• [Exercise text]:
Zimbabwe has teamed up with United Nations agencies to conduct a week-long Mass Drug Administration Programme in an effort to eliminate diseases such as bilharzia and intestinal infections.
The targeted areas are 57 of the 63 national districts, Harare, Bulawayo, Chitungwiza and various towns and cities where over 4,7 million children between the ages of one and 15 will be inoculated. Our correspondence Mavis Gama gives us more.
The two diseases are said to be the most prevalent of the eight neglected tropical diseases in Zimbabwe which include leprosy, blinding trachoma, elephantiasis, sleeping sickness, plague, rabies and anthrax.
Health experts say chronic infections and complications associated with bilharzia and intestinal worms have contributed to poverty in some of the communities through impairing cognitive performance in children and reducing the work capacity for adults.
Government, therefore, says the major objective of the National Mass Drug Administration Programme is to eliminate bilharzia and intestinal worms in all affected communities.
The week-long programme will be officially launched next Monday at Tsungubvi Primary School in Mazowe District, Mashonaland Central province. It will run up to November 2nd.
Health and Child Care Deputy Minister, Paul Chimedza, told a press conference in Harare today that bilharzia and intestinal worms have been neglected for a long time in Zimbabwe due to various reasons, including lack of funding.
Speaking at the same press briefing, Dr. Lincoln Charimari, who was standing in for the World Health Organisation’s representative in Zimbabwe, Dr. David Okello, emphasized the importance of the total elimination of the two diseases.
Chido Chitsamba of World Vision International said it important to assist in ensuring that the programme is a big success.
Government says UNICEF helped in procuring 8,2 million and 5,1 million tablets of Praziquantel and Albendazole - enough to reach over 4,7 million children in 63 rural districts, Harare and Bulawayo.
The World Health Organization availed Praziquantel tablets totaling 3,5 million while World Vision International and World Education/Bantwana provided some medicine and food to be consumed before the inoculations.
Government has also revealed that the implementation of the Mass Drug Programme, which runs from 2012 to 2016 is informed by scientific studies on these diseases and forms a critical component of the country’s Multi Year Plan of Action.

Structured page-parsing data
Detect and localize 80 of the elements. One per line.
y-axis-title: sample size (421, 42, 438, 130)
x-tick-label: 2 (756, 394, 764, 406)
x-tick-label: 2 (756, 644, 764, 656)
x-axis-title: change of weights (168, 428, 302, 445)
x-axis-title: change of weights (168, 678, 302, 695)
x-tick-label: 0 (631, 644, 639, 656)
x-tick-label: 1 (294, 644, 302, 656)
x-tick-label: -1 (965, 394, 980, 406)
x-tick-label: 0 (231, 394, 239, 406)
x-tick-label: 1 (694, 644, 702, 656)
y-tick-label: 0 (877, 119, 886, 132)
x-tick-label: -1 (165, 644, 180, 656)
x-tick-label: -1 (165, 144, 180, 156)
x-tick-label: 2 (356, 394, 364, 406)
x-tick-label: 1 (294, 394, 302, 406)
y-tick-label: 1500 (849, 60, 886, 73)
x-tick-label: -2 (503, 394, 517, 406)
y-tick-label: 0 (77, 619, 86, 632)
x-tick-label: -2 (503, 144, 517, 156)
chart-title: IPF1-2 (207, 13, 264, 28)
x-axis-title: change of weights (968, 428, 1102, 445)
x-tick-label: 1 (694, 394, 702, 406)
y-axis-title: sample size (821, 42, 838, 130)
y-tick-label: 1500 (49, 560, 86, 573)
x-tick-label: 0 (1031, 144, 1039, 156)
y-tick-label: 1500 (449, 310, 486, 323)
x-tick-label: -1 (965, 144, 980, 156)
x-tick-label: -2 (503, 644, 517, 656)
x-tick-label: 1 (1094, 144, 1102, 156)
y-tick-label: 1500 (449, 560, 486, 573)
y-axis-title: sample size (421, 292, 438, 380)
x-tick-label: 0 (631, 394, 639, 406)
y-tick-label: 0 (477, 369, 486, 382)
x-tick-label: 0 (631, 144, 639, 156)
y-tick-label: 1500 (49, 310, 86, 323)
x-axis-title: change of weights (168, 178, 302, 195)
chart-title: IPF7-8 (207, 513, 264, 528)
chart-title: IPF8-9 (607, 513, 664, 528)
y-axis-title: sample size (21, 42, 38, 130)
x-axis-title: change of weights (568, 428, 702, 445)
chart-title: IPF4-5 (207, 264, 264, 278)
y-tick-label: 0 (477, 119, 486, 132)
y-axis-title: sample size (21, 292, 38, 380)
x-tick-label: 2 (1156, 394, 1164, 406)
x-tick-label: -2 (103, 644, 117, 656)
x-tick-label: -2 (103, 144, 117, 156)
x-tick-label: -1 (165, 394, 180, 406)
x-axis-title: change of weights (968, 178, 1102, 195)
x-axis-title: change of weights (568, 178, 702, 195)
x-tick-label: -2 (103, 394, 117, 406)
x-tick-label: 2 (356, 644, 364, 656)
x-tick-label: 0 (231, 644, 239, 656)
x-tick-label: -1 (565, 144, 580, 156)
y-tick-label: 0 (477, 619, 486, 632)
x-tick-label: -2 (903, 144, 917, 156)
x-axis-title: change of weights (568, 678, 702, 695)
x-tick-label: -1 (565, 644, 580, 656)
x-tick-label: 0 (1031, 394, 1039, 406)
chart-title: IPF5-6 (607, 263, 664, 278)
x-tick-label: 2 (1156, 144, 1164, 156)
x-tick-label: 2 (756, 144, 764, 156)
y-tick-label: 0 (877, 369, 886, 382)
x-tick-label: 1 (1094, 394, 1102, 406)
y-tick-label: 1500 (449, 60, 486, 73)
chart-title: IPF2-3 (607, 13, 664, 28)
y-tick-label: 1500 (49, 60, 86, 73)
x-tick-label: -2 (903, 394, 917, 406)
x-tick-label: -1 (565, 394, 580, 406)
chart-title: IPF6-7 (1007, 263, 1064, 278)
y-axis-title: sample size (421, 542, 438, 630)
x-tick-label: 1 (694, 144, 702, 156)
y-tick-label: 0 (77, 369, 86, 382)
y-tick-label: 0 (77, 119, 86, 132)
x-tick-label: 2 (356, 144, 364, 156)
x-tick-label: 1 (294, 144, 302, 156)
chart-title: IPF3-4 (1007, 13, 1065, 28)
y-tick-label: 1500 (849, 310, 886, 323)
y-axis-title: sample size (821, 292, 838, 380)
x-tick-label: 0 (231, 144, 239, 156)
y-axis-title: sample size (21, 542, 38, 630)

• [Problem set]:
[A] In the text on Zimbabwe's drug administration program, why does the government make eliminating bilharzia and intestinal worms the program's major objective? Answer in one to three sentences.
[B] Reproduce the part of the text on Zimbabwe's drug administration program starting with "Government says UNICEF" and going on through "Plan of Action.".

• [Solutions in order]:
[A] Health experts say chronic infections and complications from bilharzia and intestinal worms have contributed to poverty in some communities. They impair cognitive performance in children and reduce the work capacity of adults, so the government sets elimination of these diseases in all affected communities as the main goal.

[B]
Government says UNICEF helped in procuring 8,2 million and 5,1 million tablets of Praziquantel and Albendazole - enough to reach over 4,7 million children in 63 rural districts, Harare and Bulawayo.
The World Health Organization availed Praziquantel tablets totaling 3,5 million while World Vision International and World Education/Bantwana provided some medicine and food to be consumed before the inoculations.
Government has also revealed that the implementation of the Mass Drug Programme, which runs from 2012 to 2016 is informed by scientific studies on these diseases and forms a critical component of the country’s Multi Year Plan of Action.